Restate the records that follow word for word; no pictures should appear.

## Start Data to process

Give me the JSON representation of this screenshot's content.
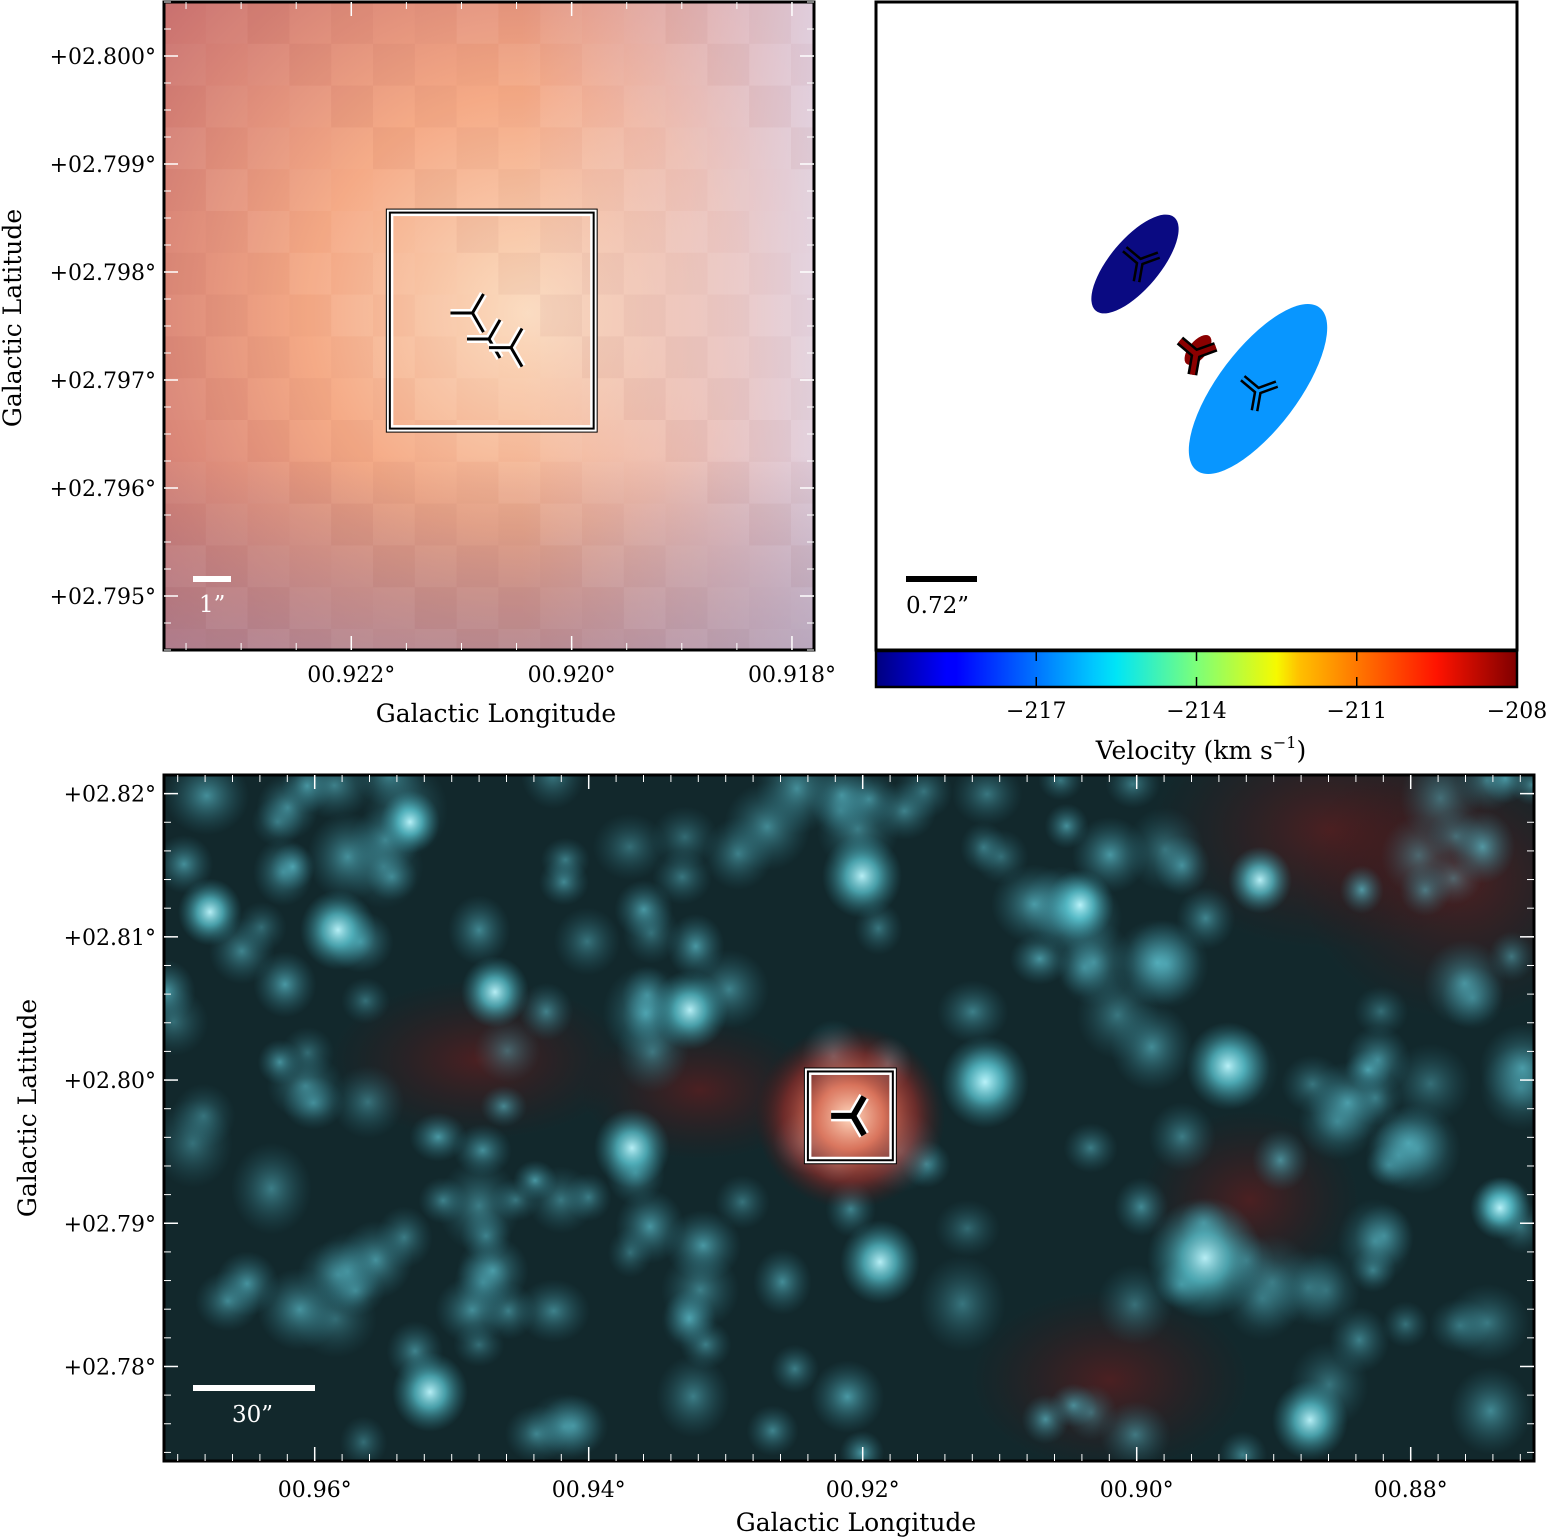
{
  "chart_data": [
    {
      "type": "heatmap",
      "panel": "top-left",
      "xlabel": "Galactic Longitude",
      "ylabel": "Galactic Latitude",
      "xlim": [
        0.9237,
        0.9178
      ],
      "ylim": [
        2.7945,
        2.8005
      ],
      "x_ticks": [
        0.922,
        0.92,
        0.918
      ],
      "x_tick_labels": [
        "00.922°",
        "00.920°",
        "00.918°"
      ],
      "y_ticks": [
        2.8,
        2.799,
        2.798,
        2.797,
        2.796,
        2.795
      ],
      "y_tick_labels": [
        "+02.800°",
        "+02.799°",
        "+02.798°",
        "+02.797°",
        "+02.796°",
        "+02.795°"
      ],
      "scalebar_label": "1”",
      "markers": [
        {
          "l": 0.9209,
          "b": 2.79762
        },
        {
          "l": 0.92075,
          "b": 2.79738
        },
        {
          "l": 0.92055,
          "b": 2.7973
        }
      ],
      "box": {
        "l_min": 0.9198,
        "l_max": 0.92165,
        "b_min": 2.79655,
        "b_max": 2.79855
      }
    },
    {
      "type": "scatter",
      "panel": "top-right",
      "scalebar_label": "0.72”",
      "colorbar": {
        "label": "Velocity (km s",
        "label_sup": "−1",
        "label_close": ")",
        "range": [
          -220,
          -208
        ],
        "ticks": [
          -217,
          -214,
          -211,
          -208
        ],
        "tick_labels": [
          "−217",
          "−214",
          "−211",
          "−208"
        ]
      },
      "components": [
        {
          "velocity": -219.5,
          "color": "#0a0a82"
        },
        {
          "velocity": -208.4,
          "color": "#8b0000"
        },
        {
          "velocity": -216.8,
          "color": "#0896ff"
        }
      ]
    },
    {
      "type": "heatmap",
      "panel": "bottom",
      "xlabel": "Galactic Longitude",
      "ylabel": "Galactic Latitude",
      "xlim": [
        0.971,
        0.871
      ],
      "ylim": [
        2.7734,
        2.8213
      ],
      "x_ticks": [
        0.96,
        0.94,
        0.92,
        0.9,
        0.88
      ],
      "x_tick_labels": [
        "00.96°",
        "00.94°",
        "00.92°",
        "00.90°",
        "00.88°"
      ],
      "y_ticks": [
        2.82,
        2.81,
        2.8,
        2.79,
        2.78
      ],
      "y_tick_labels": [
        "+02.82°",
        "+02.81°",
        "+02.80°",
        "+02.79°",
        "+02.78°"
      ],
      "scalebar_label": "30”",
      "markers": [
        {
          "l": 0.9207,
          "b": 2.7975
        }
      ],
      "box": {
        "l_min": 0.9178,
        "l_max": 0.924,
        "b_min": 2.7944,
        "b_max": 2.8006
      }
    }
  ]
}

## End Data to process

Written answer:
Give me the JSON representation of this screenshot's content.
{
  "chart_data": [
    {
      "type": "heatmap",
      "panel": "top-left",
      "xlabel": "Galactic Longitude",
      "ylabel": "Galactic Latitude",
      "xlim": [
        0.9237,
        0.9178
      ],
      "ylim": [
        2.7945,
        2.8005
      ],
      "x_ticks": [
        0.922,
        0.92,
        0.918
      ],
      "x_tick_labels": [
        "00.922°",
        "00.920°",
        "00.918°"
      ],
      "y_ticks": [
        2.8,
        2.799,
        2.798,
        2.797,
        2.796,
        2.795
      ],
      "y_tick_labels": [
        "+02.800°",
        "+02.799°",
        "+02.798°",
        "+02.797°",
        "+02.796°",
        "+02.795°"
      ],
      "scalebar_label": "1”",
      "markers": [
        {
          "l": 0.9209,
          "b": 2.79762
        },
        {
          "l": 0.92075,
          "b": 2.79738
        },
        {
          "l": 0.92055,
          "b": 2.7973
        }
      ],
      "box": {
        "l_min": 0.9198,
        "l_max": 0.92165,
        "b_min": 2.79655,
        "b_max": 2.79855
      }
    },
    {
      "type": "scatter",
      "panel": "top-right",
      "scalebar_label": "0.72”",
      "colorbar": {
        "label": "Velocity (km s",
        "label_sup": "−1",
        "label_close": ")",
        "range": [
          -220,
          -208
        ],
        "ticks": [
          -217,
          -214,
          -211,
          -208
        ],
        "tick_labels": [
          "−217",
          "−214",
          "−211",
          "−208"
        ]
      },
      "components": [
        {
          "velocity": -219.5,
          "color": "#0a0a82"
        },
        {
          "velocity": -208.4,
          "color": "#8b0000"
        },
        {
          "velocity": -216.8,
          "color": "#0896ff"
        }
      ]
    },
    {
      "type": "heatmap",
      "panel": "bottom",
      "xlabel": "Galactic Longitude",
      "ylabel": "Galactic Latitude",
      "xlim": [
        0.971,
        0.871
      ],
      "ylim": [
        2.7734,
        2.8213
      ],
      "x_ticks": [
        0.96,
        0.94,
        0.92,
        0.9,
        0.88
      ],
      "x_tick_labels": [
        "00.96°",
        "00.94°",
        "00.92°",
        "00.90°",
        "00.88°"
      ],
      "y_ticks": [
        2.82,
        2.81,
        2.8,
        2.79,
        2.78
      ],
      "y_tick_labels": [
        "+02.82°",
        "+02.81°",
        "+02.80°",
        "+02.79°",
        "+02.78°"
      ],
      "scalebar_label": "30”",
      "markers": [
        {
          "l": 0.9207,
          "b": 2.7975
        }
      ],
      "box": {
        "l_min": 0.9178,
        "l_max": 0.924,
        "b_min": 2.7944,
        "b_max": 2.8006
      }
    }
  ]
}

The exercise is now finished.